■ Work to do: Extract the lines that carry the string "chevron" from the listing.

■ Data listing:
━━━━
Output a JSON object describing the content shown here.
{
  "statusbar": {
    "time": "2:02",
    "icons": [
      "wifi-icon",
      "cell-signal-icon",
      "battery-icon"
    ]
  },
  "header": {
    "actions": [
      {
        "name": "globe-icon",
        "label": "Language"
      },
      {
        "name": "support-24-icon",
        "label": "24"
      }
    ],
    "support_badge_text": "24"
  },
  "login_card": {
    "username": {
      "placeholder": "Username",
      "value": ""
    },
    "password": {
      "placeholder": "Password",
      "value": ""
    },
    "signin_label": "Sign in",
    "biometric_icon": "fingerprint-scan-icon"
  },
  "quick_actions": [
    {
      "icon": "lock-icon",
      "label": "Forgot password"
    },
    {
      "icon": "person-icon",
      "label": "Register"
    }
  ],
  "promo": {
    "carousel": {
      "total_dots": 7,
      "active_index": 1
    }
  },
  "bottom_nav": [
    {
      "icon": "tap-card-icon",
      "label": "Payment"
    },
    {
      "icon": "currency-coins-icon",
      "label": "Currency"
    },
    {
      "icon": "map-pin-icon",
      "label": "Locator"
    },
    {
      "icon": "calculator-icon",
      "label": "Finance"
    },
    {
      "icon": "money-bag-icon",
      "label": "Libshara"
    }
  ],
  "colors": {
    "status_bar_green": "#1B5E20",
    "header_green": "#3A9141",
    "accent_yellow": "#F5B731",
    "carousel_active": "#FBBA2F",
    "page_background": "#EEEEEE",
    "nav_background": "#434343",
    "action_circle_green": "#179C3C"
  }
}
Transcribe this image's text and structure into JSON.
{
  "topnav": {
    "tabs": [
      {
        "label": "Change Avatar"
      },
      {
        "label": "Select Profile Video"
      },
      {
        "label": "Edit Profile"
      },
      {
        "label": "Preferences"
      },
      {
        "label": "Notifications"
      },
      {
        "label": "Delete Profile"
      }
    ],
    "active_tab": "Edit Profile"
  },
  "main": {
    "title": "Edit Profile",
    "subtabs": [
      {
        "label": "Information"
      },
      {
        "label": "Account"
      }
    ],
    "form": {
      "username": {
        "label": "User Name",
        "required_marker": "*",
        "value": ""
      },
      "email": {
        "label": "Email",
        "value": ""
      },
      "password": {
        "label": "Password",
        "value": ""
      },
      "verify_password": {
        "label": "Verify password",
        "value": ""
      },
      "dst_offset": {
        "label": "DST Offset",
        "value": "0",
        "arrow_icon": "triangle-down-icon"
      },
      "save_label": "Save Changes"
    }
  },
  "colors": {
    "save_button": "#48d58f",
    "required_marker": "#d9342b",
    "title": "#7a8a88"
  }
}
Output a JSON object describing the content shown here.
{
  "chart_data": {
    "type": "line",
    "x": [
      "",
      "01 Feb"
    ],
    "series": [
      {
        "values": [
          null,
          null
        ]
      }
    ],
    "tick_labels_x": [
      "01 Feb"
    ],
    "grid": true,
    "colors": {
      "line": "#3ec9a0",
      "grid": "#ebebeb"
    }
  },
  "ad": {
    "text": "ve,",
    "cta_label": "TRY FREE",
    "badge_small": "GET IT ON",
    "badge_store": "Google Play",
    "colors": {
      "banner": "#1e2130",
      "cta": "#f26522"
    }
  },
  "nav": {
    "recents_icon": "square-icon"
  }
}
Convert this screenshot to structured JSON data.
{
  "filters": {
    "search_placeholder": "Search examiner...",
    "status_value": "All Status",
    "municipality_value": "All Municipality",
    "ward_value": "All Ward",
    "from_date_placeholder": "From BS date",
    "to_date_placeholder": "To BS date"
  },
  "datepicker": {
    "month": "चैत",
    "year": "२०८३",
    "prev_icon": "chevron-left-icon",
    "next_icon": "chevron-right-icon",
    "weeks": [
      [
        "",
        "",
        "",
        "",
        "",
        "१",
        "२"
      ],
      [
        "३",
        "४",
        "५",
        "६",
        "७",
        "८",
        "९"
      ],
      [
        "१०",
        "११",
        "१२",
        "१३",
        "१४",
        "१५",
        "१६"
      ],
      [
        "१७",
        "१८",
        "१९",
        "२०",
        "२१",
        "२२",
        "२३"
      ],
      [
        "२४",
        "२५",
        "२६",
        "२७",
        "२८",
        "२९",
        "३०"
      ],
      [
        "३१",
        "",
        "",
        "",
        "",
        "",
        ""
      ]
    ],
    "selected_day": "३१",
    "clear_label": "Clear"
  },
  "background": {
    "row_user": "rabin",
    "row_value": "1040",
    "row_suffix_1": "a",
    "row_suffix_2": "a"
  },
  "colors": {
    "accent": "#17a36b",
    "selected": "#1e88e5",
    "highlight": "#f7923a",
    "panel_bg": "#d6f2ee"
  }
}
━━━━
■ Output:
    "prev_icon": "chevron-left-icon",
    "next_icon": "chevron-right-icon",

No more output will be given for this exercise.